Element location data
>> Start

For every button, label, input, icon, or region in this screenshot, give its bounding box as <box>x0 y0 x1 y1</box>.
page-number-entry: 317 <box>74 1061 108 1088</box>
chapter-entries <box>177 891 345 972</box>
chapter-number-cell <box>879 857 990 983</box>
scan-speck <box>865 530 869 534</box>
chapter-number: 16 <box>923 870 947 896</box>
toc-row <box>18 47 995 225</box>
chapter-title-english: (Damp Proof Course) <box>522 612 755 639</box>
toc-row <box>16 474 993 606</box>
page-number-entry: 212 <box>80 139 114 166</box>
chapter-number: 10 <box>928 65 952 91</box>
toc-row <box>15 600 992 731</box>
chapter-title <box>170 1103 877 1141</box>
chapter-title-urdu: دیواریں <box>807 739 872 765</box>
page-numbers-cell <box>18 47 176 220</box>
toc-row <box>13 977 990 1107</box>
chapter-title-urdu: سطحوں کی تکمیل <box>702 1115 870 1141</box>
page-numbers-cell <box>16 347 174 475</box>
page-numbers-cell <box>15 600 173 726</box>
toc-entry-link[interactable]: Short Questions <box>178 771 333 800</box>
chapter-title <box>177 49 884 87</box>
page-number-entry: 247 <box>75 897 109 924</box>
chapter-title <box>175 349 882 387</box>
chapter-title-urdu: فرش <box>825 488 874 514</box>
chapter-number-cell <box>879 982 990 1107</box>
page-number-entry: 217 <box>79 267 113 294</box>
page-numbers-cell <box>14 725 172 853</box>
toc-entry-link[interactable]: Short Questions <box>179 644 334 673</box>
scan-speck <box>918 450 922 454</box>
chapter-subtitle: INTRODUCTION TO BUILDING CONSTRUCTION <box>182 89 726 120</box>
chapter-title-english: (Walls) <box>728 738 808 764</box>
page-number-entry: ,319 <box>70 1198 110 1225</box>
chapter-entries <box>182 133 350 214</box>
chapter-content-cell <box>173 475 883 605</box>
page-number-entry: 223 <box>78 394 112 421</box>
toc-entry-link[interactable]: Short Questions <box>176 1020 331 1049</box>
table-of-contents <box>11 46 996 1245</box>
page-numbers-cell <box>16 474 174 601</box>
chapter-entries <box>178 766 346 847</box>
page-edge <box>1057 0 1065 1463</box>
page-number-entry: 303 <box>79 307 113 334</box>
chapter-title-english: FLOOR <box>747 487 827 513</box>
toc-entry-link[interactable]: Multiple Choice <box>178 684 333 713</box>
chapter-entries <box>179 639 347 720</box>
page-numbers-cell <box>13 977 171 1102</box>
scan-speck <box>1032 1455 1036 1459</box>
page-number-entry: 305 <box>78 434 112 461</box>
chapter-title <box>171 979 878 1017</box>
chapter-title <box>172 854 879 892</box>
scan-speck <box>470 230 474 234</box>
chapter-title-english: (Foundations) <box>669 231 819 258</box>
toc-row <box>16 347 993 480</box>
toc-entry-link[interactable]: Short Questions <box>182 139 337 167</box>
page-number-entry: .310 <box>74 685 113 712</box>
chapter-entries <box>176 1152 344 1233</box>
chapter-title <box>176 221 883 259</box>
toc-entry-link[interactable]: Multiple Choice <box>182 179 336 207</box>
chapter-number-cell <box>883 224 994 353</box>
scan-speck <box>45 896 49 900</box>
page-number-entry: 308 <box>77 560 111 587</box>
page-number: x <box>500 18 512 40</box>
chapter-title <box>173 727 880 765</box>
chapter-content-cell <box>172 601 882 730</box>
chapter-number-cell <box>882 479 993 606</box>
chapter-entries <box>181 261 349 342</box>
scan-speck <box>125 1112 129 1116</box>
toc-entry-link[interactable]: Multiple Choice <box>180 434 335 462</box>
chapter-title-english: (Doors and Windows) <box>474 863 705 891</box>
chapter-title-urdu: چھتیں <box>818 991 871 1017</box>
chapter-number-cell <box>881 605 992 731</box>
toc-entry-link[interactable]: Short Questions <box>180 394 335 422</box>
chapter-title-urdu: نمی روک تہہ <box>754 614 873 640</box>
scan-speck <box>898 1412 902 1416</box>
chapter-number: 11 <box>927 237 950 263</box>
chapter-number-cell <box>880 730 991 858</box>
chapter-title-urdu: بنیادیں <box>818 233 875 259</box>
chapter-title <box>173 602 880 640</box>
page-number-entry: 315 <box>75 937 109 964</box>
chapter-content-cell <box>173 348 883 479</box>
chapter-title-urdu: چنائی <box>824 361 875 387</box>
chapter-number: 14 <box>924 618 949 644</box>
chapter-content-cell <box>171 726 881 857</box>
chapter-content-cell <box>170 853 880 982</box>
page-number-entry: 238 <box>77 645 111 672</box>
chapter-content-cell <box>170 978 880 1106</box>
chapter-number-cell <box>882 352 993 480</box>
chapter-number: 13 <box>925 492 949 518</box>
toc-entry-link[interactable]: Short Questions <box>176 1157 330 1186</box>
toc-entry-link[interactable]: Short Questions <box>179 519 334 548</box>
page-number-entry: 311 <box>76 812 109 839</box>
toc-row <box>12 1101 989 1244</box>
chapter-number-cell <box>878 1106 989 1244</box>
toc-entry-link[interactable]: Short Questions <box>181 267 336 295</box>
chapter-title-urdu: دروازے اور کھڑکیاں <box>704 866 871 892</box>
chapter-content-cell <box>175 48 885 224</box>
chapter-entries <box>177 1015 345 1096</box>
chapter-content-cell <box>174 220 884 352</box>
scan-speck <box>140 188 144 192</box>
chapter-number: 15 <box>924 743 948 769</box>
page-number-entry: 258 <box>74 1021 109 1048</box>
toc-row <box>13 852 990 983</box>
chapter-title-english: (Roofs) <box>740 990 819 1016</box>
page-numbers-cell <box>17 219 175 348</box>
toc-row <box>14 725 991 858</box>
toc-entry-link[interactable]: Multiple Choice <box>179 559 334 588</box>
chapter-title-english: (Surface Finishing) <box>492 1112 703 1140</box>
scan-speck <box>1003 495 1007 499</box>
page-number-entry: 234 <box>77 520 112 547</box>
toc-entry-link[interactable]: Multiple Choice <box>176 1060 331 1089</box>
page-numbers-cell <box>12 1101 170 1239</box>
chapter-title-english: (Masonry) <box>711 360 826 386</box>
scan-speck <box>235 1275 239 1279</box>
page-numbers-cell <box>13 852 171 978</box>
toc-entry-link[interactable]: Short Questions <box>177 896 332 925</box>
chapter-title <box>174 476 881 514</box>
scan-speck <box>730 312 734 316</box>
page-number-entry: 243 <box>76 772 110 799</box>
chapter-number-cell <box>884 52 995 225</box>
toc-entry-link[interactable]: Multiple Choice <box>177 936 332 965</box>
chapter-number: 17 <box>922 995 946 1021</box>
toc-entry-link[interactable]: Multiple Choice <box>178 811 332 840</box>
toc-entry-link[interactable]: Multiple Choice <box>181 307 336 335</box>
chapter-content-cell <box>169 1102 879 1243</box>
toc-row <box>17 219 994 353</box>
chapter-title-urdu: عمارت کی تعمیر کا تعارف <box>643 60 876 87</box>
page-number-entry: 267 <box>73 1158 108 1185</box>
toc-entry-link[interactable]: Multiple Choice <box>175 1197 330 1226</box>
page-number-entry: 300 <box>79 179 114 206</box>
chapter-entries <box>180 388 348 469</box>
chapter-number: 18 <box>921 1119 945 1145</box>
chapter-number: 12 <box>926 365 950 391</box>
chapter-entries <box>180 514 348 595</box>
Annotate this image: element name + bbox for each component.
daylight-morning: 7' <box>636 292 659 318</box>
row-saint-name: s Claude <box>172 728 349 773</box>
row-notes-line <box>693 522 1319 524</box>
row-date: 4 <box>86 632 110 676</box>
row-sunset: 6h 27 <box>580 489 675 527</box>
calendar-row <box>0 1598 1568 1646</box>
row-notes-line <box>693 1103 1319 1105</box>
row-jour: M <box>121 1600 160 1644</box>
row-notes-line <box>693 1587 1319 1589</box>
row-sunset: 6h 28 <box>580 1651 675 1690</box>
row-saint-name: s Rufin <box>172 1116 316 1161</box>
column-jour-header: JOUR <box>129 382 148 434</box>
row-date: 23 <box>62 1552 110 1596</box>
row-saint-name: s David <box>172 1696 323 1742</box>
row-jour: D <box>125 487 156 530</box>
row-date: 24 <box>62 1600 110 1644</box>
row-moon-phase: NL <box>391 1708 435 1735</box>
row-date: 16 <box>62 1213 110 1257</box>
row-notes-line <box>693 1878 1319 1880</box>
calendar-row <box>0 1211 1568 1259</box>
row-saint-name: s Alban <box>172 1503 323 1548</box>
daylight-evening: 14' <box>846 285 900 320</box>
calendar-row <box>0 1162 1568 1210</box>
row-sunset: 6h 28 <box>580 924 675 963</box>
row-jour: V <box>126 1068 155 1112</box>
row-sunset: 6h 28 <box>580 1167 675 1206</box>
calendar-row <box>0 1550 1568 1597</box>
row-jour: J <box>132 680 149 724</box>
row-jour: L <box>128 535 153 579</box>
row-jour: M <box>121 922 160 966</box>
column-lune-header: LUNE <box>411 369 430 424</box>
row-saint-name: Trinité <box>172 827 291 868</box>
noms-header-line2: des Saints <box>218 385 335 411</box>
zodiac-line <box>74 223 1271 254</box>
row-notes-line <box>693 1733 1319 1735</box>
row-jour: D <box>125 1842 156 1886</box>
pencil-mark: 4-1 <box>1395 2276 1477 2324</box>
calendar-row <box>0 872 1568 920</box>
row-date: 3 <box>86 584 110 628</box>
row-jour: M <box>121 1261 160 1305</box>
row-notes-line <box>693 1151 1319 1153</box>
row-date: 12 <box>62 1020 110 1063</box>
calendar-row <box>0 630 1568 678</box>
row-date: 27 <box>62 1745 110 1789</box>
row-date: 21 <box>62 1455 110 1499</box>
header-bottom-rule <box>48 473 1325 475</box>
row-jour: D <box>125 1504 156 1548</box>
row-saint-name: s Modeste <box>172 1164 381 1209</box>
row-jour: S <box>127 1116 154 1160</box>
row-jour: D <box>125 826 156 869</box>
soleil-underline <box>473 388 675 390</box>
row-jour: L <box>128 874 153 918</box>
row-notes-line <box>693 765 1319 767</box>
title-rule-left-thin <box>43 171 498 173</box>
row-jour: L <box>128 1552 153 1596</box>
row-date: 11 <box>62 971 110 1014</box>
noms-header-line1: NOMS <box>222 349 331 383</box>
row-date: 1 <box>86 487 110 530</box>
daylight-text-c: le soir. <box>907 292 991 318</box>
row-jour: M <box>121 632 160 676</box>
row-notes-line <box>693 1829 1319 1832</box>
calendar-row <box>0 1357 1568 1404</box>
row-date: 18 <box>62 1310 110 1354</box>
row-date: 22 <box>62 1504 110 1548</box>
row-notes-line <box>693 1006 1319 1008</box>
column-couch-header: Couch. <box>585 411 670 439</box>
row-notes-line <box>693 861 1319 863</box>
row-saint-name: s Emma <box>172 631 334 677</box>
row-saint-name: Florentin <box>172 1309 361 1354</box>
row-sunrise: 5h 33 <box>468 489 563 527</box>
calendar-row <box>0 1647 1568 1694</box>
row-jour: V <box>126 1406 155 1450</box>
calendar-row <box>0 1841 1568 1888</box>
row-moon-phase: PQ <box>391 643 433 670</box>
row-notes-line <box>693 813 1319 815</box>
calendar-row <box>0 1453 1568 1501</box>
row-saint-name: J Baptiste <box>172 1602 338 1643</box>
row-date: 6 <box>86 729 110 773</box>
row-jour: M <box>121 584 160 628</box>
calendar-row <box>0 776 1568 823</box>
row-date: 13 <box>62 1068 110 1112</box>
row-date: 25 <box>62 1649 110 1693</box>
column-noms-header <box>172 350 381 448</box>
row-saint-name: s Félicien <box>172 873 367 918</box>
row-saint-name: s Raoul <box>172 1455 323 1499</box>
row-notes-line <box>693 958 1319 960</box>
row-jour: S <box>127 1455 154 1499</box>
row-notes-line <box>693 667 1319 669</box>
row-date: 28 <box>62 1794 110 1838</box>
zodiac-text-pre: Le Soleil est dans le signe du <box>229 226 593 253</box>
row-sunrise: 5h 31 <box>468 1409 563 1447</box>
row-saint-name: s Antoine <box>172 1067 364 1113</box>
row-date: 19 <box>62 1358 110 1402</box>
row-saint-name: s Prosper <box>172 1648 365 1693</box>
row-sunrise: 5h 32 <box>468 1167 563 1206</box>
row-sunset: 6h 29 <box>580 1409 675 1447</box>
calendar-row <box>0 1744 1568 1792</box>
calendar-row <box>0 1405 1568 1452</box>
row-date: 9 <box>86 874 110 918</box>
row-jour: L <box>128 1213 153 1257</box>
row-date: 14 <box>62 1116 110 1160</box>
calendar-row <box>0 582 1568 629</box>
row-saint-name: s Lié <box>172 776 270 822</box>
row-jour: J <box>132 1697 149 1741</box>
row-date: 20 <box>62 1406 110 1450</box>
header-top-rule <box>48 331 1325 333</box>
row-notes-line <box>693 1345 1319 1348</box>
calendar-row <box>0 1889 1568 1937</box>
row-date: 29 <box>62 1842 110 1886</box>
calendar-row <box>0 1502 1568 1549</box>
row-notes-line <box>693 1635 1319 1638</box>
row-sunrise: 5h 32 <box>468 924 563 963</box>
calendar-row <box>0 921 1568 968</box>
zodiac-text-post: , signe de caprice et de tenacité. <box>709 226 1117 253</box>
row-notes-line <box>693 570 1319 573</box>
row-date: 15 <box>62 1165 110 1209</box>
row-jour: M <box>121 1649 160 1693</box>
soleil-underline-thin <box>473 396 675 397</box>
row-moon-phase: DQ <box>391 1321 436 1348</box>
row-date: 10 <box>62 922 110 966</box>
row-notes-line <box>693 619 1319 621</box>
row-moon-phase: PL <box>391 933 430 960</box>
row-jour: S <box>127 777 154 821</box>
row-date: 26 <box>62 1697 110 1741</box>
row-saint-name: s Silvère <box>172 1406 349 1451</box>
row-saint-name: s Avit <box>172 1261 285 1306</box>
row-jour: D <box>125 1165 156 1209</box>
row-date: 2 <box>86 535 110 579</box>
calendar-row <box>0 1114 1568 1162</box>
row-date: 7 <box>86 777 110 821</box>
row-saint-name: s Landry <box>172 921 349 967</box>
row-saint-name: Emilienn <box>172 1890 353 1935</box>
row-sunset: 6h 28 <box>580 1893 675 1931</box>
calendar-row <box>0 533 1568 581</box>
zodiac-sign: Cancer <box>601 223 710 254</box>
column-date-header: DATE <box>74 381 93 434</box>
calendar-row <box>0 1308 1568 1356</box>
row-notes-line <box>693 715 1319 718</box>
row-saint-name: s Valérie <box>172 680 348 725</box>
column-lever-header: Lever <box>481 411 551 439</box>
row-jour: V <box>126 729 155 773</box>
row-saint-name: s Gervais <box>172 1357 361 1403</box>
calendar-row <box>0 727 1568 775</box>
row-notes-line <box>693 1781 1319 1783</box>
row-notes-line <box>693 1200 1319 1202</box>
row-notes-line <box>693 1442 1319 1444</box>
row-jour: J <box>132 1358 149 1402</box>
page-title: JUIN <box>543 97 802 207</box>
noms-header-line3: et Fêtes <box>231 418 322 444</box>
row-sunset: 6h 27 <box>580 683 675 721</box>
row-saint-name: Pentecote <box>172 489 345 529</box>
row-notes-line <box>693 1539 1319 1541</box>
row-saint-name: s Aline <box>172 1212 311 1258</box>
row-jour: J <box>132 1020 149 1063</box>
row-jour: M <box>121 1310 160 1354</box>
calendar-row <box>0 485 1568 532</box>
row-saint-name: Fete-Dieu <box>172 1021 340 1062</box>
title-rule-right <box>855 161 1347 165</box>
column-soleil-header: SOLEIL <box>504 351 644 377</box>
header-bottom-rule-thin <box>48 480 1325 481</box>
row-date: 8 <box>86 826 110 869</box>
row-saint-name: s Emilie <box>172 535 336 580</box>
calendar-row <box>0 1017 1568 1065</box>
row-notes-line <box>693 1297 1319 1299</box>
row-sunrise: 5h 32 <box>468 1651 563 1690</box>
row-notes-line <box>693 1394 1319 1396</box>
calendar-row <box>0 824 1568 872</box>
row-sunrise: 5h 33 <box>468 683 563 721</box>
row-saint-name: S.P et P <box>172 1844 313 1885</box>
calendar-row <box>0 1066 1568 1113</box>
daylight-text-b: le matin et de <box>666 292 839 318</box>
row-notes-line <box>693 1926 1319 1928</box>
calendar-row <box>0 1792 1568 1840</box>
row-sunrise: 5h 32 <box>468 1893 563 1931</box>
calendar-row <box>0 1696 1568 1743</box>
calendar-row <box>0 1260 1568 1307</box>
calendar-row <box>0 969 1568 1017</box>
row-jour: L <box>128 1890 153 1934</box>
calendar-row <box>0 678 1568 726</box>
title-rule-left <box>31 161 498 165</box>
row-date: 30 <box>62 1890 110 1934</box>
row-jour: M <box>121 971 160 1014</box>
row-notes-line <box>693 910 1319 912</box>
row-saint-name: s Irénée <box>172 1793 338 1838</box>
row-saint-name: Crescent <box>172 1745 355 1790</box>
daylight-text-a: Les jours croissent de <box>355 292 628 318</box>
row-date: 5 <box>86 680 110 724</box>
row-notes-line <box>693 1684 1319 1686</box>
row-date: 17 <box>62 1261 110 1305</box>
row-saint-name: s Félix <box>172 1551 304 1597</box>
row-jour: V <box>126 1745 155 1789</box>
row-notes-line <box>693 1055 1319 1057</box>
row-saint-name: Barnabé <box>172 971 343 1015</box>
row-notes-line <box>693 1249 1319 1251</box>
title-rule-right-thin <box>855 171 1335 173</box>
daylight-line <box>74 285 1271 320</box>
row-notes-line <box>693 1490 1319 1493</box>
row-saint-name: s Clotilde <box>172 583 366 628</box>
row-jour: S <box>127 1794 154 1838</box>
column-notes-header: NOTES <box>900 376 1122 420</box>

>> End

PROBLEM STATEMENT -
Rewrite everything from the start of the material down to the line containing "page-number-entry: 305 <box>78", with "scan-speck" changed to "dust-speck" and nothing else altered.

WRITTEN RESPONSE -
For every button, label, input, icon, or region in this screenshot, give its bounding box as <box>x0 y0 x1 y1</box>.
page-number-entry: 317 <box>74 1061 108 1088</box>
chapter-entries <box>177 891 345 972</box>
chapter-number-cell <box>879 857 990 983</box>
dust-speck <box>865 530 869 534</box>
chapter-number: 16 <box>923 870 947 896</box>
toc-row <box>18 47 995 225</box>
chapter-title-english: (Damp Proof Course) <box>522 612 755 639</box>
toc-row <box>16 474 993 606</box>
page-number-entry: 212 <box>80 139 114 166</box>
chapter-number: 10 <box>928 65 952 91</box>
toc-row <box>15 600 992 731</box>
chapter-title <box>170 1103 877 1141</box>
chapter-title-urdu: دیواریں <box>807 739 872 765</box>
page-numbers-cell <box>18 47 176 220</box>
toc-row <box>13 977 990 1107</box>
chapter-title-urdu: سطحوں کی تکمیل <box>702 1115 870 1141</box>
page-numbers-cell <box>16 347 174 475</box>
page-numbers-cell <box>15 600 173 726</box>
toc-entry-link[interactable]: Short Questions <box>178 771 333 800</box>
chapter-title <box>177 49 884 87</box>
page-number-entry: 247 <box>75 897 109 924</box>
chapter-title <box>175 349 882 387</box>
chapter-title-urdu: فرش <box>825 488 874 514</box>
chapter-number-cell <box>879 982 990 1107</box>
page-number-entry: 217 <box>79 267 113 294</box>
page-numbers-cell <box>14 725 172 853</box>
toc-entry-link[interactable]: Short Questions <box>179 644 334 673</box>
dust-speck <box>918 450 922 454</box>
chapter-subtitle: INTRODUCTION TO BUILDING CONSTRUCTION <box>182 89 726 120</box>
chapter-title-english: (Walls) <box>728 738 808 764</box>
page-number-entry: ,319 <box>70 1198 110 1225</box>
chapter-entries <box>182 133 350 214</box>
chapter-content-cell <box>173 475 883 605</box>
page-number-entry: 223 <box>78 394 112 421</box>
toc-entry-link[interactable]: Short Questions <box>176 1020 331 1049</box>
table-of-contents <box>11 46 996 1245</box>
page-numbers-cell <box>16 474 174 601</box>
chapter-entries <box>178 766 346 847</box>
page-edge <box>1057 0 1065 1463</box>
page-number-entry: 303 <box>79 307 113 334</box>
chapter-title-english: FLOOR <box>747 487 827 513</box>
toc-entry-link[interactable]: Multiple Choice <box>178 684 333 713</box>
chapter-entries <box>179 639 347 720</box>
page-numbers-cell <box>13 977 171 1102</box>
dust-speck <box>1032 1455 1036 1459</box>
page-number-entry: 305 <box>78 434 112 461</box>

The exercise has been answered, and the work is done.